Exercise prompt -
Find every line with the word "인증기관". Copy those lines.

Record set -
- - -
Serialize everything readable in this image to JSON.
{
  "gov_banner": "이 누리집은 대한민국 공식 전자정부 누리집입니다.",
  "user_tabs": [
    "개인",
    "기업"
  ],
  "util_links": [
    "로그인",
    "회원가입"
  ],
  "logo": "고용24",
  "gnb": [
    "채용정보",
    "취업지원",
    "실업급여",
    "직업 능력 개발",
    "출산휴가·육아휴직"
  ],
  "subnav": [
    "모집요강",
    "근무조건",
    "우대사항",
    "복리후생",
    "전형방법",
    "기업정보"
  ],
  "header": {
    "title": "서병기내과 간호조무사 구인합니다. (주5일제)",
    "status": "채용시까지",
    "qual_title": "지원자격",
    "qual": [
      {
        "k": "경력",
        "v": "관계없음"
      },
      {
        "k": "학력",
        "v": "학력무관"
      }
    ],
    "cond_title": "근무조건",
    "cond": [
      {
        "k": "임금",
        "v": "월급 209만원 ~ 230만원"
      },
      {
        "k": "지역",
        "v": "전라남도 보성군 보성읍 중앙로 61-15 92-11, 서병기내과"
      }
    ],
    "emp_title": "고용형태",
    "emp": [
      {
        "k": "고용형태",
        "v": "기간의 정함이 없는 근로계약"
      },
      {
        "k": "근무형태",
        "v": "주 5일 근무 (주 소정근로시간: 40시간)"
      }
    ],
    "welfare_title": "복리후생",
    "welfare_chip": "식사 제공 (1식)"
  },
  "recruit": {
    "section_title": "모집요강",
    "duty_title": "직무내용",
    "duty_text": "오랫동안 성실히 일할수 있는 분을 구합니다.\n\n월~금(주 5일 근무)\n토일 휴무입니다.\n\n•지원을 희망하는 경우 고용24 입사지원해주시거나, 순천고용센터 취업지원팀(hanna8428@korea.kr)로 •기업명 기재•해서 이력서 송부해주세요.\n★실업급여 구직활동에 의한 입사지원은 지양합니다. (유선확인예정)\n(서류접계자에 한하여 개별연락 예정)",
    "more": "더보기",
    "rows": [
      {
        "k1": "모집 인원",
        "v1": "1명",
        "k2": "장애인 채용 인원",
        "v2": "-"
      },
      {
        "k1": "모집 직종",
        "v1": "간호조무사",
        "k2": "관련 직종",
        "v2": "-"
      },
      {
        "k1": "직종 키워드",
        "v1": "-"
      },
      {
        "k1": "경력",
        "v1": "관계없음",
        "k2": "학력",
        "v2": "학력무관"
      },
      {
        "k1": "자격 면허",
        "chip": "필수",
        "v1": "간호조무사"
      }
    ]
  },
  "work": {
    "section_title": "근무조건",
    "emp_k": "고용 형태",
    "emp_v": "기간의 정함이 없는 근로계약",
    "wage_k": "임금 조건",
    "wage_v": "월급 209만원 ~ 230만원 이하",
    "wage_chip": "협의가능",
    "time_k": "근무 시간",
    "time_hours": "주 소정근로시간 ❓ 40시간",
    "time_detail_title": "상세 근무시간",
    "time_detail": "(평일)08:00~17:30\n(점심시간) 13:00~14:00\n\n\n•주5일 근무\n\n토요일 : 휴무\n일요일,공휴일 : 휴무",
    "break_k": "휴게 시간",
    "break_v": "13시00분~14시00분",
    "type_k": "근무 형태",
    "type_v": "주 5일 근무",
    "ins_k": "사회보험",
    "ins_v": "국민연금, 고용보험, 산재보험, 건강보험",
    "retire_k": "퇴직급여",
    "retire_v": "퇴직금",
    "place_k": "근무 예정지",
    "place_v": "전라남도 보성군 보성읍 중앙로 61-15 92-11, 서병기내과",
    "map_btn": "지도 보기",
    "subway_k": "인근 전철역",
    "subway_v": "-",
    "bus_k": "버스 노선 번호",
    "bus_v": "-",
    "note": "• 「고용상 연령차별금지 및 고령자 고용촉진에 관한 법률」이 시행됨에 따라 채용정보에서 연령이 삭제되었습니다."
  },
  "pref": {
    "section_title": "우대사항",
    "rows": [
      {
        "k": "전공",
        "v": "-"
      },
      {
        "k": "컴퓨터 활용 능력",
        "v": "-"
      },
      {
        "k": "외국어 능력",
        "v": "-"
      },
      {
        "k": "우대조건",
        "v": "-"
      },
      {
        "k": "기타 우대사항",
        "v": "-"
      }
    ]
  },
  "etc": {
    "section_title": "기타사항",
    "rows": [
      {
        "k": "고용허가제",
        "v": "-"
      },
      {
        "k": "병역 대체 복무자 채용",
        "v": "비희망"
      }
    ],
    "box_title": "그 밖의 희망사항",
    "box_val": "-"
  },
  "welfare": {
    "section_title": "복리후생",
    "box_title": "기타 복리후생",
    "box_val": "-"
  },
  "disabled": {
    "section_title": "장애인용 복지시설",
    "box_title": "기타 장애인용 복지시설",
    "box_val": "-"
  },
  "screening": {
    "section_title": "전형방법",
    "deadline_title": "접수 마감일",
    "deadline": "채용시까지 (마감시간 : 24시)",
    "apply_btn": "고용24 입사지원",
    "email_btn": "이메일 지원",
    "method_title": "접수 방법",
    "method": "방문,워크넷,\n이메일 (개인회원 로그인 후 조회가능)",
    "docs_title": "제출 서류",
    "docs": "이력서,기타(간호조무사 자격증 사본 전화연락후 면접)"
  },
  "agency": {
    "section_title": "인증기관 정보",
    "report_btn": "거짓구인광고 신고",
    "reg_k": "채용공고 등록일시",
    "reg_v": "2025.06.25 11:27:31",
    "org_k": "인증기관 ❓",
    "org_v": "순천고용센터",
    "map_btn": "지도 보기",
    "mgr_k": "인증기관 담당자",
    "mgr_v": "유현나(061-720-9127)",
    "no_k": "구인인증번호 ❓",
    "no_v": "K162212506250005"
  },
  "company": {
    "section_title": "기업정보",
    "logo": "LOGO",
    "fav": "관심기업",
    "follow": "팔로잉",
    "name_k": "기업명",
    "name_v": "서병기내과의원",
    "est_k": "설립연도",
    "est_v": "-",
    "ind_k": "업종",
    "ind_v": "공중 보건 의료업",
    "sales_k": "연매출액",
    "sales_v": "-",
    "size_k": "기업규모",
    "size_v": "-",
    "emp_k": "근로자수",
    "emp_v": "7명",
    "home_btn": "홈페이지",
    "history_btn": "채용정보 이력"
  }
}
- - -
Exercise response -
    "section_title": "인증기관 정보",
    "org_k": "인증기관 ❓",
    "mgr_k": "인증기관 담당자",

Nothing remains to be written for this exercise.